Task instructions —
Locate each line holding the string "nuit" and copy it.

Records to use —

BEGIN

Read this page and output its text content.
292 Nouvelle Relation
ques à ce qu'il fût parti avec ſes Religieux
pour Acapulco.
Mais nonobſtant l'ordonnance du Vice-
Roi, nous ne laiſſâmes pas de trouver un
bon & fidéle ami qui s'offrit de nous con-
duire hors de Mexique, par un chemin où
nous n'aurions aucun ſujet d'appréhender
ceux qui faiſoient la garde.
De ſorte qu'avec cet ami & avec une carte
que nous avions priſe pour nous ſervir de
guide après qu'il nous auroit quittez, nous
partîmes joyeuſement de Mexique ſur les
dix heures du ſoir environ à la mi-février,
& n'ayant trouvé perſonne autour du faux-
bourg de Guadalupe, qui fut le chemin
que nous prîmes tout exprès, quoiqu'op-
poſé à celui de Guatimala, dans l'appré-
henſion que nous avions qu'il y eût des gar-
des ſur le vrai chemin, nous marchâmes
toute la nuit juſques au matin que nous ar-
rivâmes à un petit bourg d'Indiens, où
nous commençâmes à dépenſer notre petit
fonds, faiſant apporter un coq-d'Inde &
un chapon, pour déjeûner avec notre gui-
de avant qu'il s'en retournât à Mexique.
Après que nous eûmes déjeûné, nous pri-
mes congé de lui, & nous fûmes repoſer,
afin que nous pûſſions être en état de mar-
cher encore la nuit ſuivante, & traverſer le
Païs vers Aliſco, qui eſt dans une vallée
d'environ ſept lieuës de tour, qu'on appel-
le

END

Task solution —
toute la nuit juſques au matin que nous ar-
cher encore la nuit ſuivante, & traverſer le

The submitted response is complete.